Copy out each line of the material below that holds the string "pages".

----- DATA FOR THIS TASK -----

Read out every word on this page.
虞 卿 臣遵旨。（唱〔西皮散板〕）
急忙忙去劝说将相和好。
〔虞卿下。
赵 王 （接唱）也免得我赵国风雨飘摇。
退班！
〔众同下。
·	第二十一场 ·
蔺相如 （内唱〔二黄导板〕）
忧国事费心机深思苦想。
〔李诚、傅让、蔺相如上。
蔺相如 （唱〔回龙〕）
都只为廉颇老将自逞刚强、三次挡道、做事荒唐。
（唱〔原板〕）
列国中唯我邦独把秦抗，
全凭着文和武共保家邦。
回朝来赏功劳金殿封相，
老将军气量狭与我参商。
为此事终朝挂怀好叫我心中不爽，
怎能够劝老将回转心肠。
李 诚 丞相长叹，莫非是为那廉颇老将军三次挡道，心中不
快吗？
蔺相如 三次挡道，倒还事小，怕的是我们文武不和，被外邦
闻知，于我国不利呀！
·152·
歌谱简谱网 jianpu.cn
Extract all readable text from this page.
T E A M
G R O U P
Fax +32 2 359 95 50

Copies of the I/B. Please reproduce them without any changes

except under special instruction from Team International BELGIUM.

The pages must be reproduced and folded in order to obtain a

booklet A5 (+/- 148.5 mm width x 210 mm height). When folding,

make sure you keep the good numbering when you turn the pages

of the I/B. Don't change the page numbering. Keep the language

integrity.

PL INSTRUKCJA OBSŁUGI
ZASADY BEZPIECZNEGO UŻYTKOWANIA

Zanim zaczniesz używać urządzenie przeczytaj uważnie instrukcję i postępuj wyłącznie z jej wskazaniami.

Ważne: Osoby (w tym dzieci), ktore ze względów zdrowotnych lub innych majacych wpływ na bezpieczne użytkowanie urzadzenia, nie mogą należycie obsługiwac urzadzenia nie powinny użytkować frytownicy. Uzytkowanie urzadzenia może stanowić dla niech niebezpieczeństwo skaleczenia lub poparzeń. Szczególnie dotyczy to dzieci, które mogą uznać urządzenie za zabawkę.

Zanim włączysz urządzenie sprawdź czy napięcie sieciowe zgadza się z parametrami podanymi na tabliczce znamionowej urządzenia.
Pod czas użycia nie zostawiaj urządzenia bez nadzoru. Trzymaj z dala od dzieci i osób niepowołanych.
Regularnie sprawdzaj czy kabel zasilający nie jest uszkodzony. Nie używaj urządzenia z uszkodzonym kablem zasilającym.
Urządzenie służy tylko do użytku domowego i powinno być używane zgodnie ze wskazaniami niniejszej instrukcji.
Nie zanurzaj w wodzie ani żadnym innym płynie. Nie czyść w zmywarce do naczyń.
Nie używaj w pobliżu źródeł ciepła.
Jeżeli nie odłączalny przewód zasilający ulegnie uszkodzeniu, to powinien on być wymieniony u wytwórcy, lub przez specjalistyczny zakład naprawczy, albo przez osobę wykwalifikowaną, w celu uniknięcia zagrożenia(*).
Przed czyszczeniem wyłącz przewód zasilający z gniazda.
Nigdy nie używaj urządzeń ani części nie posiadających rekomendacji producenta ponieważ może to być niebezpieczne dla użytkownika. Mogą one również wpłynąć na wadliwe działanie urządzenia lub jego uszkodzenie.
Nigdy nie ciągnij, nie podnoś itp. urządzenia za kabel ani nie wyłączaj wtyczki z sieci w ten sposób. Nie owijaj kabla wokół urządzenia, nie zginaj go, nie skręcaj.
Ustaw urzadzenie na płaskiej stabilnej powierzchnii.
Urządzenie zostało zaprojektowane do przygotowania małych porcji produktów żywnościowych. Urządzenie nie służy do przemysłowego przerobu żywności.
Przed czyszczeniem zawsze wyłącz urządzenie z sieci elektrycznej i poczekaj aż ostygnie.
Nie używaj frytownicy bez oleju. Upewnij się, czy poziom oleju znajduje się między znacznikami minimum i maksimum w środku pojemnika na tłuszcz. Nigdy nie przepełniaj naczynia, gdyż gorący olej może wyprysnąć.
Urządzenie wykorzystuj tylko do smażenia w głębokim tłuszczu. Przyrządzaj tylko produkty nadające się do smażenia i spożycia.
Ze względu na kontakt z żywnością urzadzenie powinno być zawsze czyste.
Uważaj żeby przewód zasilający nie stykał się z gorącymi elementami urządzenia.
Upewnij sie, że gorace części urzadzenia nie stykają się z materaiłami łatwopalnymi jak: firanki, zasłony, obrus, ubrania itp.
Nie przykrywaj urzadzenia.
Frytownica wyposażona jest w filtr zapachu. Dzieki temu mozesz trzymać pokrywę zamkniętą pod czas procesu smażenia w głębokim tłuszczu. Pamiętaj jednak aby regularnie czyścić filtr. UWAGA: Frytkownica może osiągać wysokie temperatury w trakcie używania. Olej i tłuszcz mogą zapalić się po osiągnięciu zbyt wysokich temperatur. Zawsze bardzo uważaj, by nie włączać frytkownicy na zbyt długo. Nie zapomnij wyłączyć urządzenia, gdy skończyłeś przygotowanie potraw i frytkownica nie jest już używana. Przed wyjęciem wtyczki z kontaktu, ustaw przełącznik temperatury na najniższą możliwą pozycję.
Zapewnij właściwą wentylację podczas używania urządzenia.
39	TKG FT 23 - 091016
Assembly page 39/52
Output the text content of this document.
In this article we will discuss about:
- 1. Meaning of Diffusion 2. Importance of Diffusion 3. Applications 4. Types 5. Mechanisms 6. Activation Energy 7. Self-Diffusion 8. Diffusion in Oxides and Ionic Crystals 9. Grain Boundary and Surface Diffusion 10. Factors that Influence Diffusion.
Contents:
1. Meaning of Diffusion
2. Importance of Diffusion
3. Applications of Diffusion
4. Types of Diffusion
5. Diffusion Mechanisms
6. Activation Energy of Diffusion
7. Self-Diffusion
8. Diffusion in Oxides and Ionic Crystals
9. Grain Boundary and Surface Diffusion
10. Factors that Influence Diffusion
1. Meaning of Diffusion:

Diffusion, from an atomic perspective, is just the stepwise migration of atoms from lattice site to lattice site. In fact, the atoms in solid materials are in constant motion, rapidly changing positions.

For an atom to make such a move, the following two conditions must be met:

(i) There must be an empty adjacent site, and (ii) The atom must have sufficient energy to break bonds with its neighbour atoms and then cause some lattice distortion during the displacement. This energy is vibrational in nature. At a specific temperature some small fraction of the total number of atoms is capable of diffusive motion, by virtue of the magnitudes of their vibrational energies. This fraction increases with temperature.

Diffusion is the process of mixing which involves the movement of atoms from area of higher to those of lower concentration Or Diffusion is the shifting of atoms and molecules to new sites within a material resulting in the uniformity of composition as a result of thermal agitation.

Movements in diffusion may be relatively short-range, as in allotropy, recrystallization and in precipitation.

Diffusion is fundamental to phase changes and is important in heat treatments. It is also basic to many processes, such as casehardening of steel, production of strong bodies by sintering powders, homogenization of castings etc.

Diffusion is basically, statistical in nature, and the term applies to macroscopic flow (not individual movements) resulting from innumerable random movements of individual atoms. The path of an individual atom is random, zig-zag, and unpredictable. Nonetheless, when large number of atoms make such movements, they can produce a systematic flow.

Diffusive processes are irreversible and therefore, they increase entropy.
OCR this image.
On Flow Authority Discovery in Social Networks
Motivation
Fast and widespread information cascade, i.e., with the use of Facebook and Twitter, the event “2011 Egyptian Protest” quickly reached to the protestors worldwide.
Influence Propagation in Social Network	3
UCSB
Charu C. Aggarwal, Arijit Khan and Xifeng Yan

-----

*OUTPUT OF THE EXERCISE*:
The pages must be reproduced and folded in order to obtain a
make sure you keep the good numbering when you turn the pages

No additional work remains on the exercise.